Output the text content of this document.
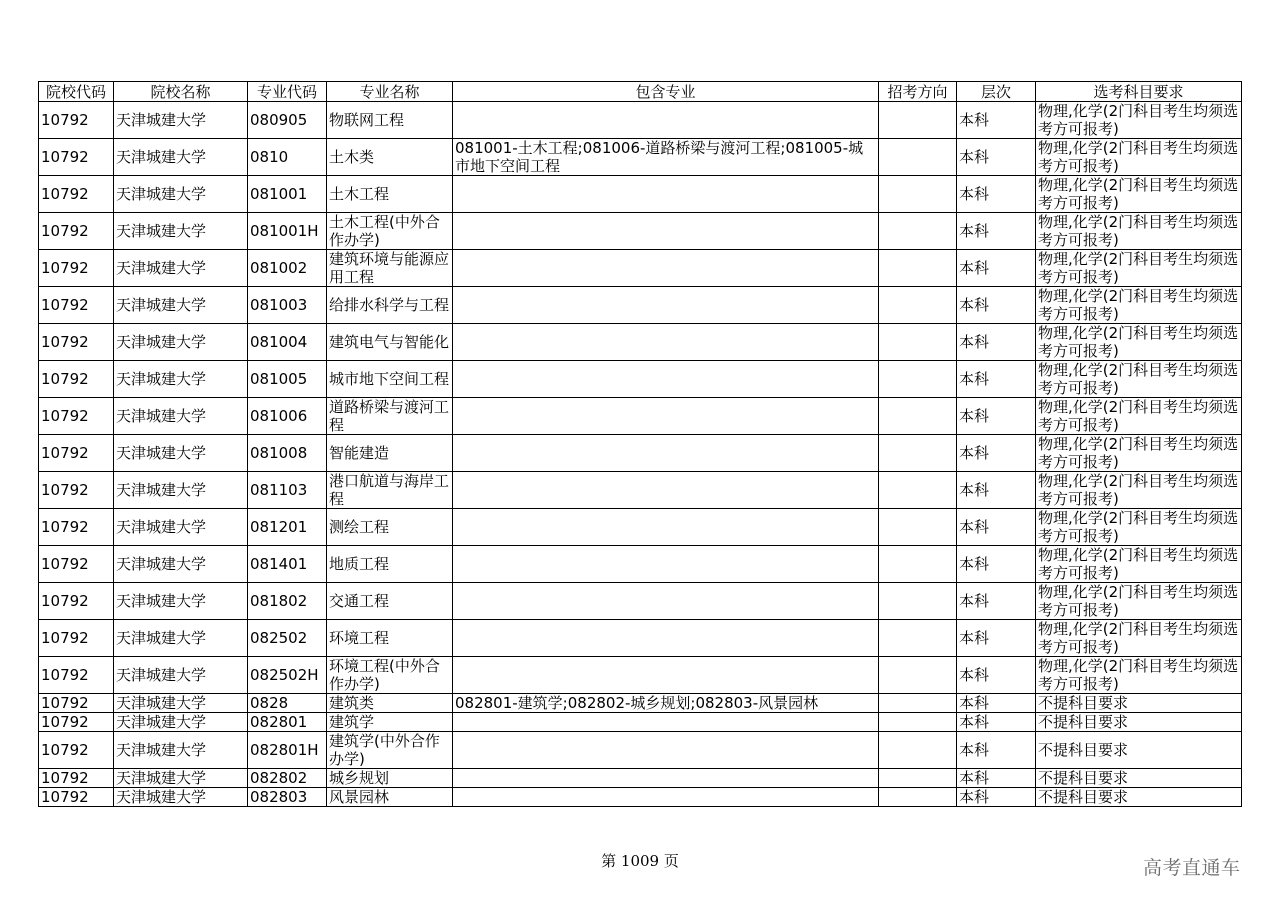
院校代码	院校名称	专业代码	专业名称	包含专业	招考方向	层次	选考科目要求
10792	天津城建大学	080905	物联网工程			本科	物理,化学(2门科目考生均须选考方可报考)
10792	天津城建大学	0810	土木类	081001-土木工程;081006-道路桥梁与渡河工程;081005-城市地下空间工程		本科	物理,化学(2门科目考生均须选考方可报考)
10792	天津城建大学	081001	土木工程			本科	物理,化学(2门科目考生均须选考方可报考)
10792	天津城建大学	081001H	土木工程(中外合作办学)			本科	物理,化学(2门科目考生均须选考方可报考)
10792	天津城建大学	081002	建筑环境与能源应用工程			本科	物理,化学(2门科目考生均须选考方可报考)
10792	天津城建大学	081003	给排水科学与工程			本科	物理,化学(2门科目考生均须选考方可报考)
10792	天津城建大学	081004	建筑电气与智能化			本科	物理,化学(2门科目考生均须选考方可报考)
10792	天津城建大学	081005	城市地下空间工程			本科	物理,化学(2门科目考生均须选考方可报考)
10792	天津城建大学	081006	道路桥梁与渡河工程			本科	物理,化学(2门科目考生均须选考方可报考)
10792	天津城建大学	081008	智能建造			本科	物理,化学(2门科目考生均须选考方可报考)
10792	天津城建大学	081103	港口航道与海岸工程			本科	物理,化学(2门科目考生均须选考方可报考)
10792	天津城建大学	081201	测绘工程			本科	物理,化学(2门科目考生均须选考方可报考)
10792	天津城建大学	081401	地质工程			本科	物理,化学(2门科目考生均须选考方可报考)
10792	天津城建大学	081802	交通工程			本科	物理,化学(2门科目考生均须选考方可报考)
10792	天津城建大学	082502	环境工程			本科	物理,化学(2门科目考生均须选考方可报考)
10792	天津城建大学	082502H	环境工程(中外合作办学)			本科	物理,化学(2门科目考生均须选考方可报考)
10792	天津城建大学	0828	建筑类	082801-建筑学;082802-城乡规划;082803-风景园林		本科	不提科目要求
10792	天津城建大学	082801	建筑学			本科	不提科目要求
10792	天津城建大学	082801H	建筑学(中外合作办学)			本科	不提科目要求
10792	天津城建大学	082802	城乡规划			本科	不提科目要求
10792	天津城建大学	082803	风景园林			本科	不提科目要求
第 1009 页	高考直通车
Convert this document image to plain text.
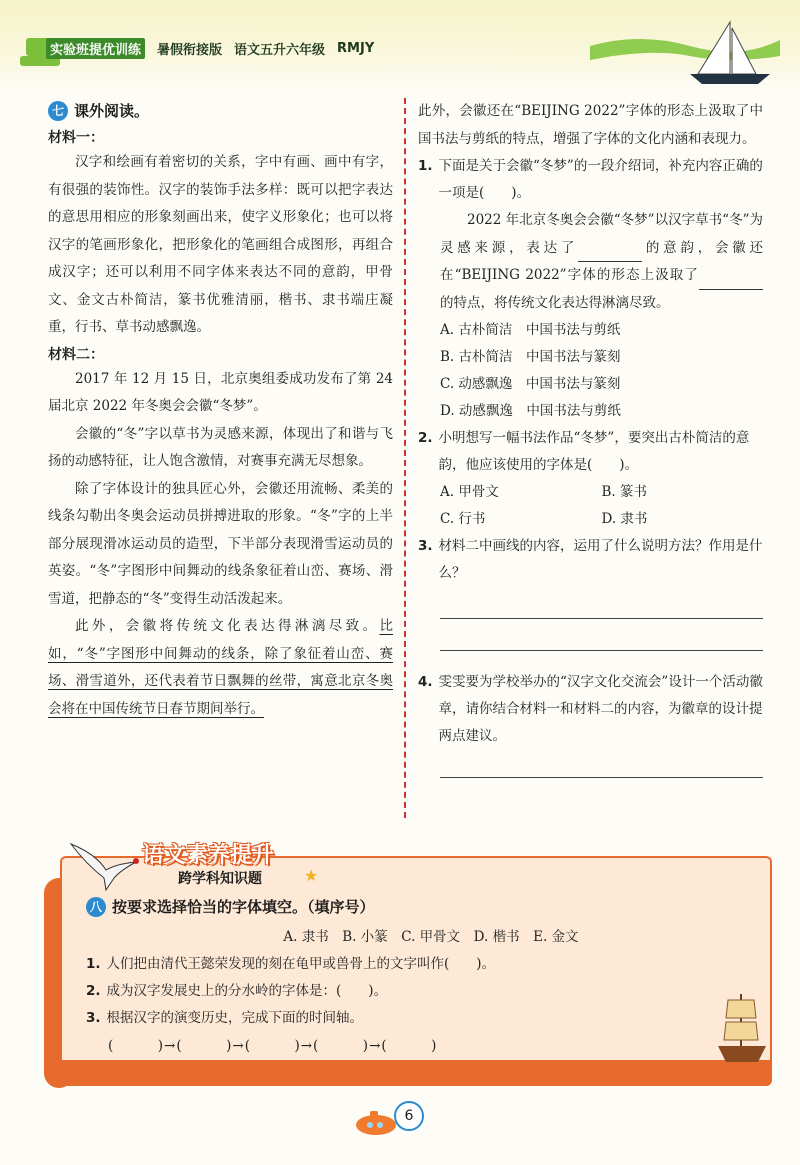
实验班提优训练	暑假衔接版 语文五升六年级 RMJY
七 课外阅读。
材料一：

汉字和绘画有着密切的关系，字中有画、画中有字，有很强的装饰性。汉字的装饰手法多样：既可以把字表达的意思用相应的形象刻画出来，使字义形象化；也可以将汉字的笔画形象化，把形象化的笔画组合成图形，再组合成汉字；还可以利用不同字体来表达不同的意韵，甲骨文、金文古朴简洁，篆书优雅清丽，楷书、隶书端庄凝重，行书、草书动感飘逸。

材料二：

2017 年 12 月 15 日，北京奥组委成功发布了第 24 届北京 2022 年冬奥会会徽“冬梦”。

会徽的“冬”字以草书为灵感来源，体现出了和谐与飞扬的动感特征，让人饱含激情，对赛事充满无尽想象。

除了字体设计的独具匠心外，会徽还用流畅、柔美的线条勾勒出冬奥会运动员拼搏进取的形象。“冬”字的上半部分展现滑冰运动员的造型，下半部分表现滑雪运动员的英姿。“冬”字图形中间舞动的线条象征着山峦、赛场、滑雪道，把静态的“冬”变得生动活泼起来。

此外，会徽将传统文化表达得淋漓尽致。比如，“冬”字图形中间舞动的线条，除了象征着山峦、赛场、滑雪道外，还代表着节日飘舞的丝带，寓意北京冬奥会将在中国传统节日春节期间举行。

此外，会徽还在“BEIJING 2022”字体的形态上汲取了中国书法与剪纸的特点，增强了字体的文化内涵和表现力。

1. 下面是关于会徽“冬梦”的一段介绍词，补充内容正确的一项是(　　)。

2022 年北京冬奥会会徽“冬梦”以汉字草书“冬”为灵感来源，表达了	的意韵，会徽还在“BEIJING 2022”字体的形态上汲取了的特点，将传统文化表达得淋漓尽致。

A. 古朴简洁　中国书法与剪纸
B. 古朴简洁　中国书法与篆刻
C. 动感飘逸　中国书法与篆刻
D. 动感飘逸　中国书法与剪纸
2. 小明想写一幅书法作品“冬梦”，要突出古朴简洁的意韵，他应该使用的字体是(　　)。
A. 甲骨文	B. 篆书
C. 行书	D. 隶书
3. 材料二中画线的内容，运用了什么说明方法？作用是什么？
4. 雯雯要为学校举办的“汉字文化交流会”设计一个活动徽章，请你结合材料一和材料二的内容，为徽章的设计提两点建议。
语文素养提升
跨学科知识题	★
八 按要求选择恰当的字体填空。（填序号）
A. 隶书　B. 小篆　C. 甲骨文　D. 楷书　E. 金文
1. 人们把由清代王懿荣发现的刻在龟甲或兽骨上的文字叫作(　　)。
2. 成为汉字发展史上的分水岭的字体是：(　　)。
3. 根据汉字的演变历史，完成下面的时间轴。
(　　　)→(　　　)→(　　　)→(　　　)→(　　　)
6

→ **Directive**: Find all lines where the word "this" appears. Copy them.

→ **Solved exercise**:
Output the text content of this document.
Convert this document image to plain text.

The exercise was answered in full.